# START OF Task material
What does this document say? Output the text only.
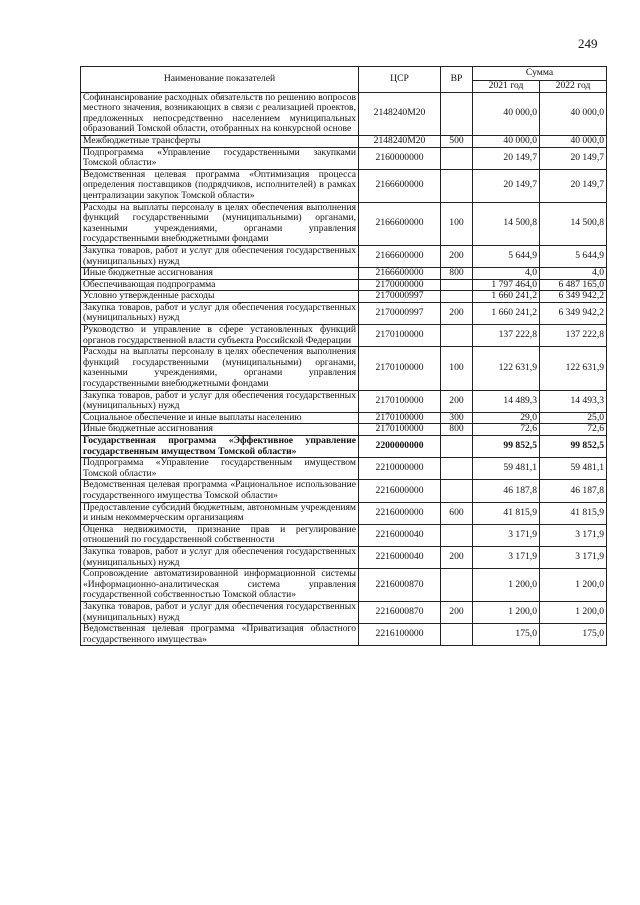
249
Наименование показателей	ЦСР	ВР	Сумма	
			2021 год	2022 год
Софинансирование расходных обязательств по решению вопросов местного значения, возникающих в связи с реализацией проектов, предложенных непосредственно населением муниципальных образований Томской области, отобранных на конкурсной основе	2148240М20		40 000,0	40 000,0
Межбюджетные трансферты	2148240М20	500	40 000,0	40 000,0
Подпрограмма «Управление государственными закупками Томской области»	2160000000		20 149,7	20 149,7
Ведомственная целевая программа «Оптимизация процесса определения поставщиков (подрядчиков, исполнителей) в рамках централизации закупок Томской области»	2166600000		20 149,7	20 149,7
Расходы на выплаты персоналу в целях обеспечения выполнения функций государственными (муниципальными) органами, казенными учреждениями, органами управления государственными внебюджетными фондами	2166600000	100	14 500,8	14 500,8
Закупка товаров, работ и услуг для обеспечения государственных (муниципальных) нужд	2166600000	200	5 644,9	5 644,9
Иные бюджетные ассигнования	2166600000	800	4,0	4,0
Обеспечивающая подпрограмма	2170000000		1 797 464,0	6 487 165,0
Условно утвержденные расходы	2170000997		1 660 241,2	6 349 942,2
Закупка товаров, работ и услуг для обеспечения государственных (муниципальных) нужд	2170000997	200	1 660 241,2	6 349 942,2
Руководство и управление в сфере установленных функций органов государственной власти субъекта Российской Федерации	2170100000		137 222,8	137 222,8
Расходы на выплаты персоналу в целях обеспечения выполнения функций государственными (муниципальными) органами, казенными учреждениями, органами управления государственными внебюджетными фондами	2170100000	100	122 631,9	122 631,9
Закупка товаров, работ и услуг для обеспечения государственных (муниципальных) нужд	2170100000	200	14 489,3	14 493,3
Социальное обеспечение и иные выплаты населению	2170100000	300	29,0	25,0
Иные бюджетные ассигнования	2170100000	800	72,6	72,6
Государственная программа «Эффективное управление государственным имуществом Томской области»	2200000000		99 852,5	99 852,5
Подпрограмма «Управление государственным имуществом Томской области»	2210000000		59 481,1	59 481,1
Ведомственная целевая программа «Рациональное использование государственного имущества Томской области»	2216000000		46 187,8	46 187,8
Предоставление субсидий бюджетным, автономным учреждениям и иным некоммерческим организациям	2216000000	600	41 815,9	41 815,9
Оценка недвижимости, признание прав и регулирование отношений по государственной собственности	2216000040		3 171,9	3 171,9
Закупка товаров, работ и услуг для обеспечения государственных (муниципальных) нужд	2216000040	200	3 171,9	3 171,9
Сопровождение автоматизированной информационной системы «Информационно-аналитическая система управления государственной собственностью Томской области»	2216000870		1 200,0	1 200,0
Закупка товаров, работ и услуг для обеспечения государственных (муниципальных) нужд	2216000870	200	1 200,0	1 200,0
Ведомственная целевая программа «Приватизация областного государственного имущества»	2216100000		175,0	175,0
# END OF Task material
◆ Work required:
Above are some records. Report the number of their lines that include "Томской", and add nothing else.

◆ Answer below:
7